Chart and figure data

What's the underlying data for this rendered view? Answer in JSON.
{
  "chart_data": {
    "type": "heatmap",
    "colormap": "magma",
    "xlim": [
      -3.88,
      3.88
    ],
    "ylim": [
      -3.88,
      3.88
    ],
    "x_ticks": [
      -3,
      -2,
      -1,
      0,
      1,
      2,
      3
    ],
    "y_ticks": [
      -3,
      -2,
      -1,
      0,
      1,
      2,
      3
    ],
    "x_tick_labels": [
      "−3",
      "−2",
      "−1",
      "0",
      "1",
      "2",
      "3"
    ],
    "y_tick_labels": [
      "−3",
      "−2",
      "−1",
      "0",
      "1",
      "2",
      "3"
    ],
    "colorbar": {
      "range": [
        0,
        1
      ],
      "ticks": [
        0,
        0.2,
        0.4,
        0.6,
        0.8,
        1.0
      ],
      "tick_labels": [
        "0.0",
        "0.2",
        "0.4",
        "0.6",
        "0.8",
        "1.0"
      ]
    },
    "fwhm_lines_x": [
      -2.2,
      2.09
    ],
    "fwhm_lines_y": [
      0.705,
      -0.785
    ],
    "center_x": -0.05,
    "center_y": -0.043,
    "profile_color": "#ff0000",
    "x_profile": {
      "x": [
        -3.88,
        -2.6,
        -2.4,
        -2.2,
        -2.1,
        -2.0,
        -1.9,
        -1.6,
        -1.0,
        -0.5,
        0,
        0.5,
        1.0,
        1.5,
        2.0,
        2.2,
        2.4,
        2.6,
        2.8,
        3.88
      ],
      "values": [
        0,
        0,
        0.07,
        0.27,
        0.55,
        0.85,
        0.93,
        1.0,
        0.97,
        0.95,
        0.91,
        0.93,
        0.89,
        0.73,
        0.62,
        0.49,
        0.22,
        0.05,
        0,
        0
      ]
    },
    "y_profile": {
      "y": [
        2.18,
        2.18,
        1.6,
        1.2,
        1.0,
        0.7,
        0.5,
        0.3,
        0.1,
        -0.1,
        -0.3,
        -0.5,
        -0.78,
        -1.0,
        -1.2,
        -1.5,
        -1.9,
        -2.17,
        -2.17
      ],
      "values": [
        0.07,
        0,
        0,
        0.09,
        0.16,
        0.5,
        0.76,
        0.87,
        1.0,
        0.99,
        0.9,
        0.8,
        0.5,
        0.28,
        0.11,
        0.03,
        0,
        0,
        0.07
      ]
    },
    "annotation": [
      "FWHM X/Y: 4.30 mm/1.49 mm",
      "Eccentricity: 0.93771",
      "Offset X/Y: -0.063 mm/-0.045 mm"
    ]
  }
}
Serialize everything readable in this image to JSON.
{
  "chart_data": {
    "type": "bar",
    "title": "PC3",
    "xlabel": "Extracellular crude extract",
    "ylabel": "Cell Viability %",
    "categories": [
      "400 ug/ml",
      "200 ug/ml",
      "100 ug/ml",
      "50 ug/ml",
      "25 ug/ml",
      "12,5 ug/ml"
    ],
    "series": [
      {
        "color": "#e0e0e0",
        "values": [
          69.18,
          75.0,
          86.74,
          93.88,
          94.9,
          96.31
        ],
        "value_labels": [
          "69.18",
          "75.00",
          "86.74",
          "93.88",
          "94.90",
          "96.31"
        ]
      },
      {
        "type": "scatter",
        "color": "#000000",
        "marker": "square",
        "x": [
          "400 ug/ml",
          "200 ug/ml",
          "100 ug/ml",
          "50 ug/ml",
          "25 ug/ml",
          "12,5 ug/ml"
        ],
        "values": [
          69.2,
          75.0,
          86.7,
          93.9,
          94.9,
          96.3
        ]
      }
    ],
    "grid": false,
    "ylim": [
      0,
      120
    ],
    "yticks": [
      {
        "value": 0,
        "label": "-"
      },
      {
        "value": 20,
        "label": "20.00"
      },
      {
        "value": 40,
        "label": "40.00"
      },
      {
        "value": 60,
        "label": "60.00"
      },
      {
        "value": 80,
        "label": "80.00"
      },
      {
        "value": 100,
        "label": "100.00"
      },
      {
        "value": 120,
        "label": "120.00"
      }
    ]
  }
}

_WHAT THIS TASK INVOLVES:_
Your task is to repeat every entry exactly.

_RESPONSE BELOW:_
What's the underlying data for this rendered view? Answer in JSON.
{
  "chart_data": {
    "type": "heatmap",
    "colormap": "magma",
    "xlim": [
      -3.88,
      3.88
    ],
    "ylim": [
      -3.88,
      3.88
    ],
    "x_ticks": [
      -3,
      -2,
      -1,
      0,
      1,
      2,
      3
    ],
    "y_ticks": [
      -3,
      -2,
      -1,
      0,
      1,
      2,
      3
    ],
    "x_tick_labels": [
      "−3",
      "−2",
      "−1",
      "0",
      "1",
      "2",
      "3"
    ],
    "y_tick_labels": [
      "−3",
      "−2",
      "−1",
      "0",
      "1",
      "2",
      "3"
    ],
    "colorbar": {
      "range": [
        0,
        1
      ],
      "ticks": [
        0,
        0.2,
        0.4,
        0.6,
        0.8,
        1.0
      ],
      "tick_labels": [
        "0.0",
        "0.2",
        "0.4",
        "0.6",
        "0.8",
        "1.0"
      ]
    },
    "fwhm_lines_x": [
      -2.2,
      2.09
    ],
    "fwhm_lines_y": [
      0.705,
      -0.785
    ],
    "center_x": -0.05,
    "center_y": -0.043,
    "profile_color": "#ff0000",
    "x_profile": {
      "x": [
        -3.88,
        -2.6,
        -2.4,
        -2.2,
        -2.1,
        -2.0,
        -1.9,
        -1.6,
        -1.0,
        -0.5,
        0,
        0.5,
        1.0,
        1.5,
        2.0,
        2.2,
        2.4,
        2.6,
        2.8,
        3.88
      ],
      "values": [
        0,
        0,
        0.07,
        0.27,
        0.55,
        0.85,
        0.93,
        1.0,
        0.97,
        0.95,
        0.91,
        0.93,
        0.89,
        0.73,
        0.62,
        0.49,
        0.22,
        0.05,
        0,
        0
      ]
    },
    "y_profile": {
      "y": [
        2.18,
        2.18,
        1.6,
        1.2,
        1.0,
        0.7,
        0.5,
        0.3,
        0.1,
        -0.1,
        -0.3,
        -0.5,
        -0.78,
        -1.0,
        -1.2,
        -1.5,
        -1.9,
        -2.17,
        -2.17
      ],
      "values": [
        0.07,
        0,
        0,
        0.09,
        0.16,
        0.5,
        0.76,
        0.87,
        1.0,
        0.99,
        0.9,
        0.8,
        0.5,
        0.28,
        0.11,
        0.03,
        0,
        0,
        0.07
      ]
    },
    "annotation": [
      "FWHM X/Y: 4.30 mm/1.49 mm",
      "Eccentricity: 0.93771",
      "Offset X/Y: -0.063 mm/-0.045 mm"
    ]
  }
}
Serialize everything readable in this image to JSON.
{
  "chart_data": {
    "type": "bar",
    "title": "PC3",
    "xlabel": "Extracellular crude extract",
    "ylabel": "Cell Viability %",
    "categories": [
      "400 ug/ml",
      "200 ug/ml",
      "100 ug/ml",
      "50 ug/ml",
      "25 ug/ml",
      "12,5 ug/ml"
    ],
    "series": [
      {
        "color": "#e0e0e0",
        "values": [
          69.18,
          75.0,
          86.74,
          93.88,
          94.9,
          96.31
        ],
        "value_labels": [
          "69.18",
          "75.00",
          "86.74",
          "93.88",
          "94.90",
          "96.31"
        ]
      },
      {
        "type": "scatter",
        "color": "#000000",
        "marker": "square",
        "x": [
          "400 ug/ml",
          "200 ug/ml",
          "100 ug/ml",
          "50 ug/ml",
          "25 ug/ml",
          "12,5 ug/ml"
        ],
        "values": [
          69.2,
          75.0,
          86.7,
          93.9,
          94.9,
          96.3
        ]
      }
    ],
    "grid": false,
    "ylim": [
      0,
      120
    ],
    "yticks": [
      {
        "value": 0,
        "label": "-"
      },
      {
        "value": 20,
        "label": "20.00"
      },
      {
        "value": 40,
        "label": "40.00"
      },
      {
        "value": 60,
        "label": "60.00"
      },
      {
        "value": 80,
        "label": "80.00"
      },
      {
        "value": 100,
        "label": "100.00"
      },
      {
        "value": 120,
        "label": "120.00"
      }
    ]
  }
}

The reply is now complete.